• [PROBLEM STATEMENT]:
Show each line that has the string "感受日常生活中处处有数学" in it.

— Begin DATA TO PROCESS —

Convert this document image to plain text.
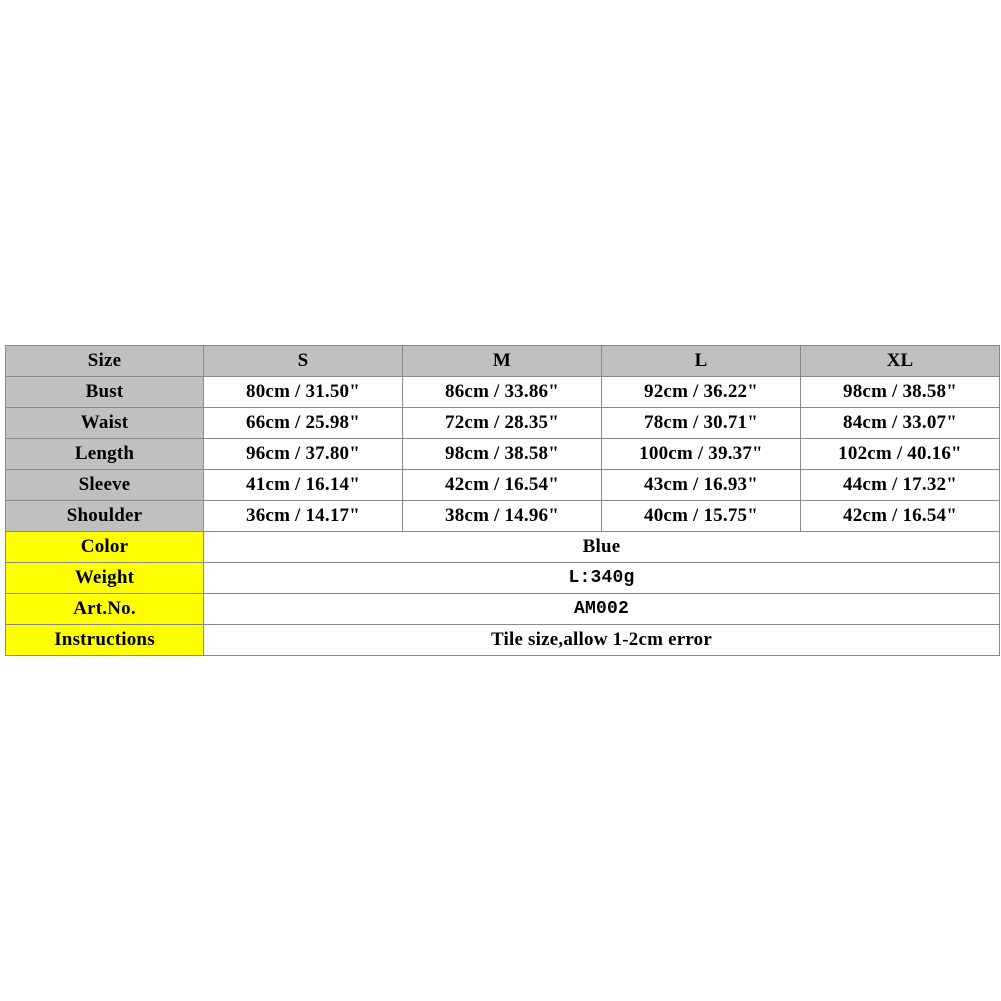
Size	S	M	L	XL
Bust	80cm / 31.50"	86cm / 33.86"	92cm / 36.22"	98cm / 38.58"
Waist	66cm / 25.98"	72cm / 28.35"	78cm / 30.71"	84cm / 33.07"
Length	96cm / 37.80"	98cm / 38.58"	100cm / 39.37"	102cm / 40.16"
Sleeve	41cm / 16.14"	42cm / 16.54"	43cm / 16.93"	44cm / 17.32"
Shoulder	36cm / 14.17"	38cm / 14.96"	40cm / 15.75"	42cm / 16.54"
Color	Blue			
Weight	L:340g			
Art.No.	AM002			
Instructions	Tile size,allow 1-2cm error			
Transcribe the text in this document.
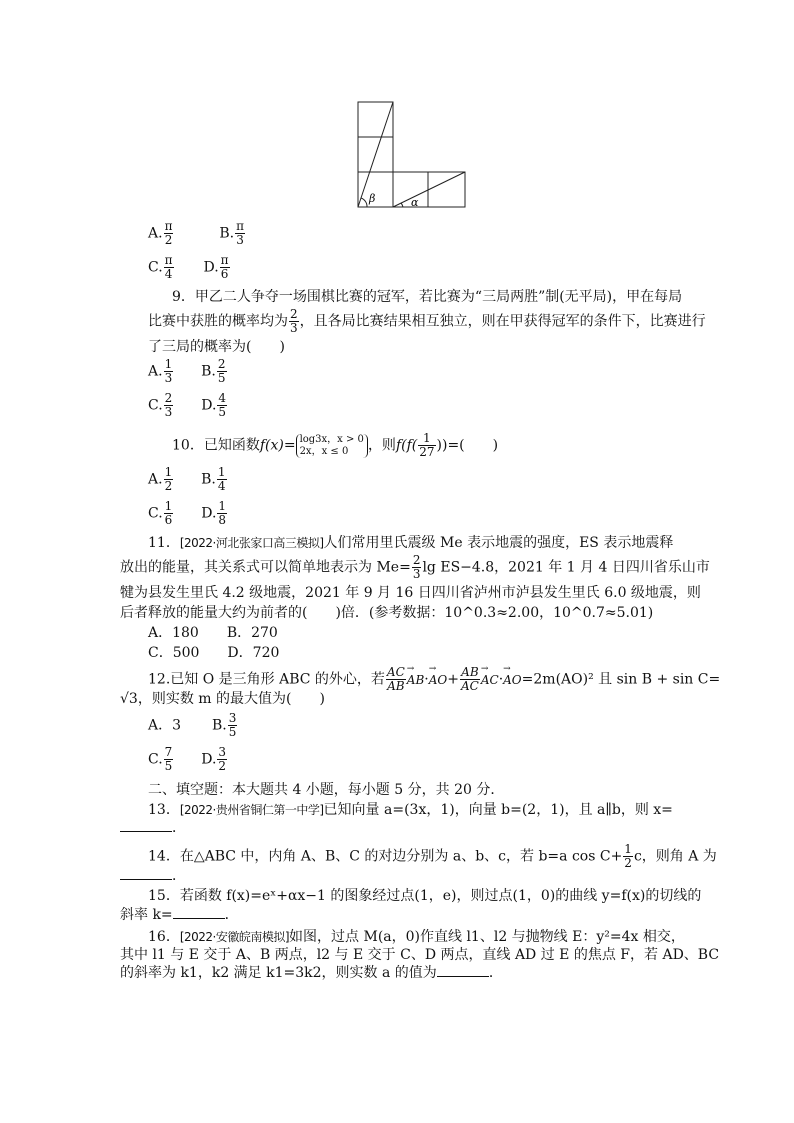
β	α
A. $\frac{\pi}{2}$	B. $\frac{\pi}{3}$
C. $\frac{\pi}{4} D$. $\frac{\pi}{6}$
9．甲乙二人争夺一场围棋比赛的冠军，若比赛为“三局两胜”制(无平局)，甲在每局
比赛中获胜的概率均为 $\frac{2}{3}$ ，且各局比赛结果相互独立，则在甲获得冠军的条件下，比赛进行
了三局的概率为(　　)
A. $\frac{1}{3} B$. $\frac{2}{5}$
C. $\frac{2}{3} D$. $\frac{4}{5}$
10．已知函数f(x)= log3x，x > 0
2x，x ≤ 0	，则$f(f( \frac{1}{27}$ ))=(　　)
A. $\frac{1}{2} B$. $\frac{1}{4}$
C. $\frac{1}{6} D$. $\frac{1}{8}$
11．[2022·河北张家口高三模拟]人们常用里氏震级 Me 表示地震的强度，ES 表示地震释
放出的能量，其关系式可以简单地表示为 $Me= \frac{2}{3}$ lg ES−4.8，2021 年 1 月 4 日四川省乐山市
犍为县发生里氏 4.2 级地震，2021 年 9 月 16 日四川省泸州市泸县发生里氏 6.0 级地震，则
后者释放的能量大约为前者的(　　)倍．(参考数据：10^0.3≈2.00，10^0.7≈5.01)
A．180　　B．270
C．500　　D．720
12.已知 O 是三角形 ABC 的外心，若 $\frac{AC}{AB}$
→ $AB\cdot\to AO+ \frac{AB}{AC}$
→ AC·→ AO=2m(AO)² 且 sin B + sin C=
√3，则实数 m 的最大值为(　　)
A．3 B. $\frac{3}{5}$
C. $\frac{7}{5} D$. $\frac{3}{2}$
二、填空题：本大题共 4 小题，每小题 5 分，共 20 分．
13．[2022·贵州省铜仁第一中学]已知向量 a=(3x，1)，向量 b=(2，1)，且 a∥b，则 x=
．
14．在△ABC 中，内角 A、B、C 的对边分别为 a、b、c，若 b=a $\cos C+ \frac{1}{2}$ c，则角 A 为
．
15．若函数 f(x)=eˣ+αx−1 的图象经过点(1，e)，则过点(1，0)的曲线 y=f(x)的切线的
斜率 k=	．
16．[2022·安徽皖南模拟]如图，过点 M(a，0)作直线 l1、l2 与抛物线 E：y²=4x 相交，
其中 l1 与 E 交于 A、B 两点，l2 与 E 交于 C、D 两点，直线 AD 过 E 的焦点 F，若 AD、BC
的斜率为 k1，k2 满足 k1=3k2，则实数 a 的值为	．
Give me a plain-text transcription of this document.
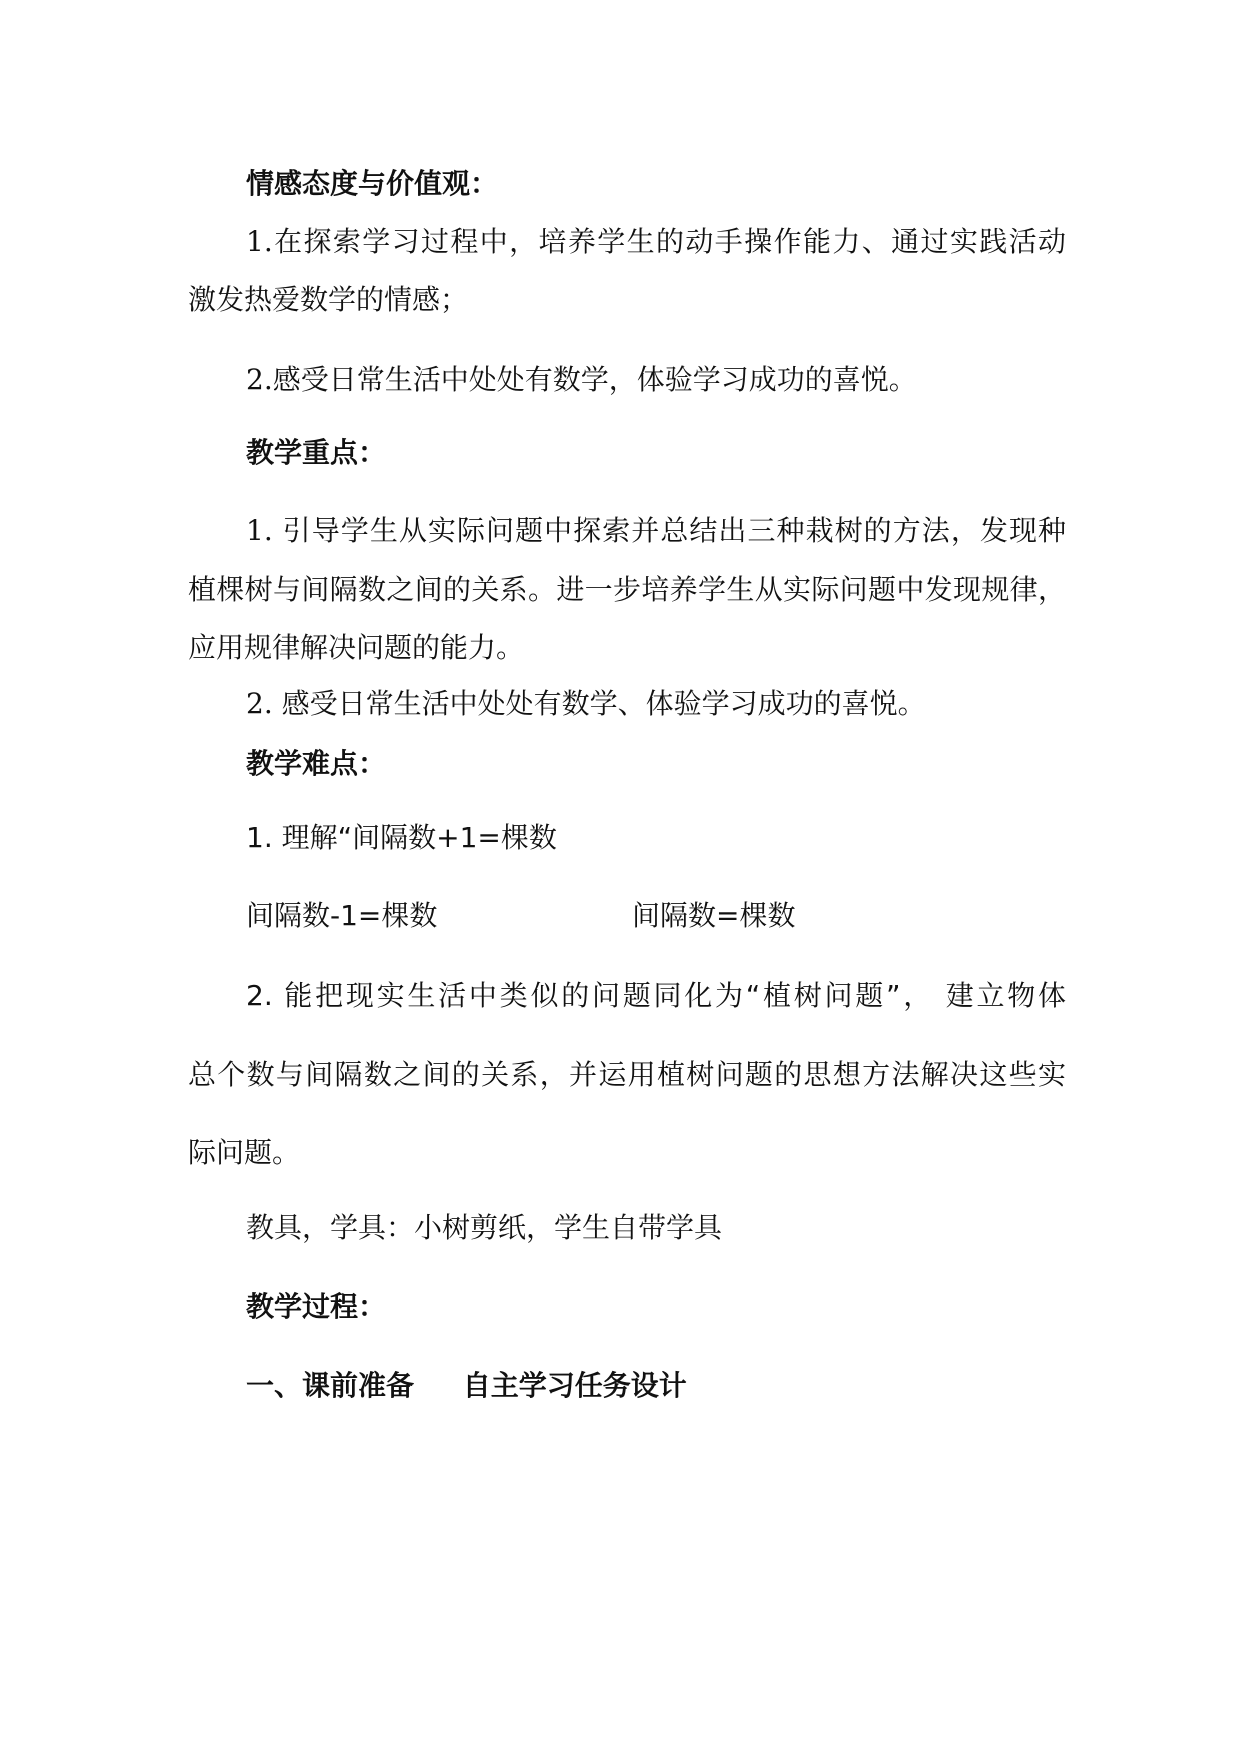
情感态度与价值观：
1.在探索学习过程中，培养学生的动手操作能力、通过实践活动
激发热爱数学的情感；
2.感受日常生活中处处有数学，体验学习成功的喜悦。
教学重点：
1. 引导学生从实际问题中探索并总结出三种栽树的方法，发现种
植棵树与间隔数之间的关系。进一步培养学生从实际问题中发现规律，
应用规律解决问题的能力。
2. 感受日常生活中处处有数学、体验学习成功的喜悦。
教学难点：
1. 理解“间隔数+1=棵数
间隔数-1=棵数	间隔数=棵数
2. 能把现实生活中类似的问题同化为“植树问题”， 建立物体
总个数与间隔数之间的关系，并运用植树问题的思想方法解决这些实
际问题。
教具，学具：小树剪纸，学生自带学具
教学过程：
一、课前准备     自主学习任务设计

— End DATA TO PROCESS —

• [RESULT OF THE EXERCISE]:
2.感受日常生活中处处有数学，体验学习成功的喜悦。
2. 感受日常生活中处处有数学、体验学习成功的喜悦。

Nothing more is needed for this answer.